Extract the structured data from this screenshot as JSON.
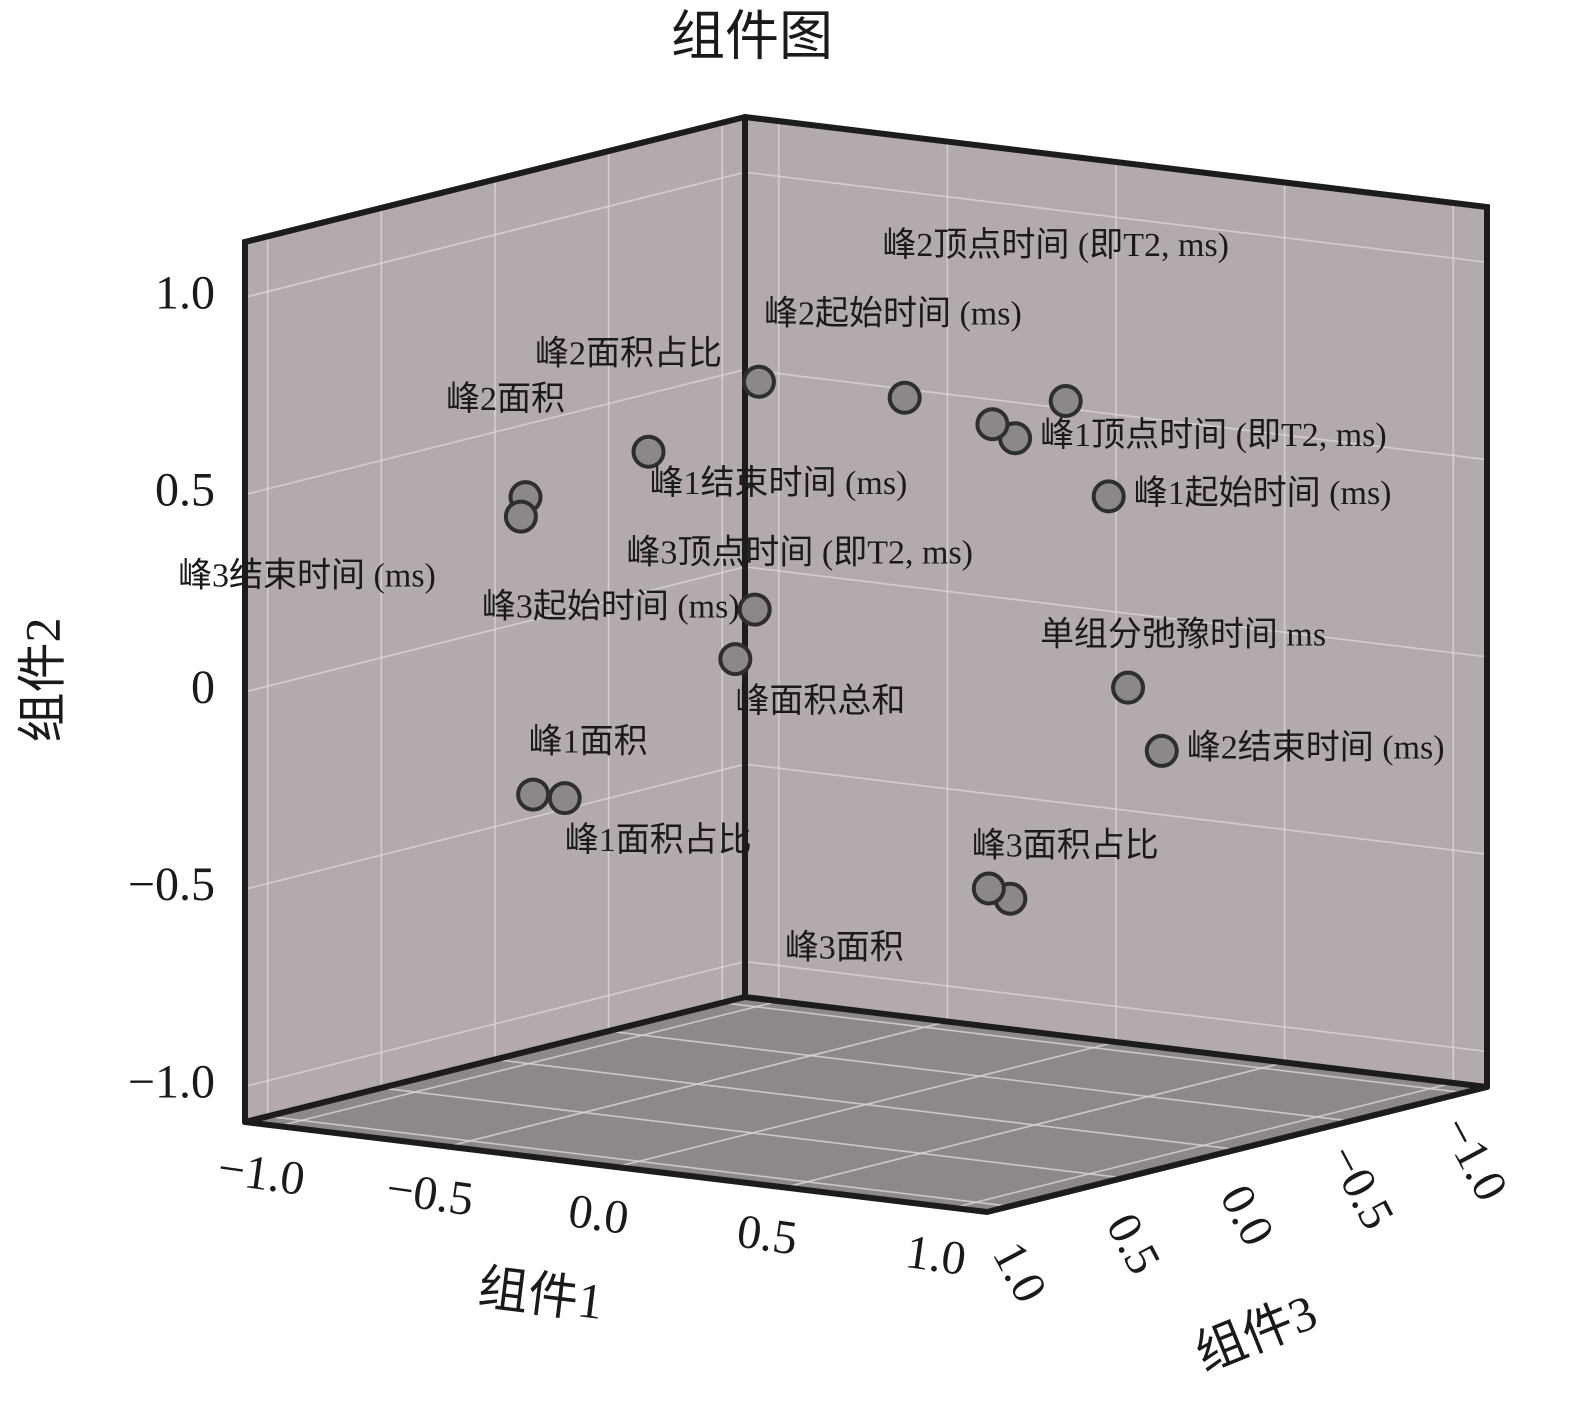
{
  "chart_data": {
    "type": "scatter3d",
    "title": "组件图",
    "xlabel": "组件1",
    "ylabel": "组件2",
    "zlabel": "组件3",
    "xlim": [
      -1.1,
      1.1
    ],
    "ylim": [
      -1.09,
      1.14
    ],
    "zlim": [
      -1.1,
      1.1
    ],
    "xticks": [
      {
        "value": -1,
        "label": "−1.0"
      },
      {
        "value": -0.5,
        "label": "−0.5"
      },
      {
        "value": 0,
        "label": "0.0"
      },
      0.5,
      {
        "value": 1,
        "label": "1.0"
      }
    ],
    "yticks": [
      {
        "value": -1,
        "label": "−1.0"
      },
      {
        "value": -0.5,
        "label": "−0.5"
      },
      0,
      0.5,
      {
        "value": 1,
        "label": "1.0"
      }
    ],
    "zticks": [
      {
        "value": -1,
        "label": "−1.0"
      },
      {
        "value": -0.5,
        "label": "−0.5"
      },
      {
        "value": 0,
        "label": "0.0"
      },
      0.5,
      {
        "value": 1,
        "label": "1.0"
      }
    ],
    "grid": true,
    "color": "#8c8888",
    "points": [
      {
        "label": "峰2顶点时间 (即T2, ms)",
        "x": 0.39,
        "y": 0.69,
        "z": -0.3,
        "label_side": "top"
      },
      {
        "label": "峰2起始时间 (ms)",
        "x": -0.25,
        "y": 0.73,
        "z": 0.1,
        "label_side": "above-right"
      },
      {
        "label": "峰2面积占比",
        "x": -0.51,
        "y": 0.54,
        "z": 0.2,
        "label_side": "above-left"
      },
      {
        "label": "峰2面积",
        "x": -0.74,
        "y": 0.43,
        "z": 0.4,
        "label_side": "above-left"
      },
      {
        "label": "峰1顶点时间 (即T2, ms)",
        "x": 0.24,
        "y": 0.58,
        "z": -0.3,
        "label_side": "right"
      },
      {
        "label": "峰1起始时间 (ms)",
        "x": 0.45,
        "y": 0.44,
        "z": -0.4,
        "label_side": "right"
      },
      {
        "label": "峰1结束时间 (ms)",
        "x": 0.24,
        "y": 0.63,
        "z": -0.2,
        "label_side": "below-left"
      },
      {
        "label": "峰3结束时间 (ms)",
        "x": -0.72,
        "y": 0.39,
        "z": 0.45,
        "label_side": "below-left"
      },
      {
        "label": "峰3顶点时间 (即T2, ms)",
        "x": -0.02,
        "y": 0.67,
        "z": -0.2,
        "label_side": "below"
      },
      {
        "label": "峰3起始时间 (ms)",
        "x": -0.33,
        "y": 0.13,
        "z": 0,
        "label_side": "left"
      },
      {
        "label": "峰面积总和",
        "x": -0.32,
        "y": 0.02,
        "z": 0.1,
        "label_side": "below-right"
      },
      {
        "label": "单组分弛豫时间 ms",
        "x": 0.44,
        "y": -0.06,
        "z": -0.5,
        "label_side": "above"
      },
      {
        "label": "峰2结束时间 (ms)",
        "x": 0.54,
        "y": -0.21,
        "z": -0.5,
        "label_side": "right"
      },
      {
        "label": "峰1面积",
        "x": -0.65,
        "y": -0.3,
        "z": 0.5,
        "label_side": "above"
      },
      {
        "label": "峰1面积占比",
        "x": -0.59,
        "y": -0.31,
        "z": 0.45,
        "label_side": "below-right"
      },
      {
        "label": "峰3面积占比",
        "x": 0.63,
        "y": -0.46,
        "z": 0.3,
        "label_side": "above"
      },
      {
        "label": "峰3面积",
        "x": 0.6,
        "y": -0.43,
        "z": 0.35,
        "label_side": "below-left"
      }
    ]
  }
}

::::::

- **Given instruction**
Write the lines above out again exactly, without any of their pictures.

- **Response to the exercise**
Extract the structured data from this screenshot as JSON.
{
  "chart_data": {
    "type": "scatter3d",
    "title": "组件图",
    "xlabel": "组件1",
    "ylabel": "组件2",
    "zlabel": "组件3",
    "xlim": [
      -1.1,
      1.1
    ],
    "ylim": [
      -1.09,
      1.14
    ],
    "zlim": [
      -1.1,
      1.1
    ],
    "xticks": [
      {
        "value": -1,
        "label": "−1.0"
      },
      {
        "value": -0.5,
        "label": "−0.5"
      },
      {
        "value": 0,
        "label": "0.0"
      },
      0.5,
      {
        "value": 1,
        "label": "1.0"
      }
    ],
    "yticks": [
      {
        "value": -1,
        "label": "−1.0"
      },
      {
        "value": -0.5,
        "label": "−0.5"
      },
      0,
      0.5,
      {
        "value": 1,
        "label": "1.0"
      }
    ],
    "zticks": [
      {
        "value": -1,
        "label": "−1.0"
      },
      {
        "value": -0.5,
        "label": "−0.5"
      },
      {
        "value": 0,
        "label": "0.0"
      },
      0.5,
      {
        "value": 1,
        "label": "1.0"
      }
    ],
    "grid": true,
    "color": "#8c8888",
    "points": [
      {
        "label": "峰2顶点时间 (即T2, ms)",
        "x": 0.39,
        "y": 0.69,
        "z": -0.3,
        "label_side": "top"
      },
      {
        "label": "峰2起始时间 (ms)",
        "x": -0.25,
        "y": 0.73,
        "z": 0.1,
        "label_side": "above-right"
      },
      {
        "label": "峰2面积占比",
        "x": -0.51,
        "y": 0.54,
        "z": 0.2,
        "label_side": "above-left"
      },
      {
        "label": "峰2面积",
        "x": -0.74,
        "y": 0.43,
        "z": 0.4,
        "label_side": "above-left"
      },
      {
        "label": "峰1顶点时间 (即T2, ms)",
        "x": 0.24,
        "y": 0.58,
        "z": -0.3,
        "label_side": "right"
      },
      {
        "label": "峰1起始时间 (ms)",
        "x": 0.45,
        "y": 0.44,
        "z": -0.4,
        "label_side": "right"
      },
      {
        "label": "峰1结束时间 (ms)",
        "x": 0.24,
        "y": 0.63,
        "z": -0.2,
        "label_side": "below-left"
      },
      {
        "label": "峰3结束时间 (ms)",
        "x": -0.72,
        "y": 0.39,
        "z": 0.45,
        "label_side": "below-left"
      },
      {
        "label": "峰3顶点时间 (即T2, ms)",
        "x": -0.02,
        "y": 0.67,
        "z": -0.2,
        "label_side": "below"
      },
      {
        "label": "峰3起始时间 (ms)",
        "x": -0.33,
        "y": 0.13,
        "z": 0,
        "label_side": "left"
      },
      {
        "label": "峰面积总和",
        "x": -0.32,
        "y": 0.02,
        "z": 0.1,
        "label_side": "below-right"
      },
      {
        "label": "单组分弛豫时间 ms",
        "x": 0.44,
        "y": -0.06,
        "z": -0.5,
        "label_side": "above"
      },
      {
        "label": "峰2结束时间 (ms)",
        "x": 0.54,
        "y": -0.21,
        "z": -0.5,
        "label_side": "right"
      },
      {
        "label": "峰1面积",
        "x": -0.65,
        "y": -0.3,
        "z": 0.5,
        "label_side": "above"
      },
      {
        "label": "峰1面积占比",
        "x": -0.59,
        "y": -0.31,
        "z": 0.45,
        "label_side": "below-right"
      },
      {
        "label": "峰3面积占比",
        "x": 0.63,
        "y": -0.46,
        "z": 0.3,
        "label_side": "above"
      },
      {
        "label": "峰3面积",
        "x": 0.6,
        "y": -0.43,
        "z": 0.35,
        "label_side": "below-left"
      }
    ]
  }
}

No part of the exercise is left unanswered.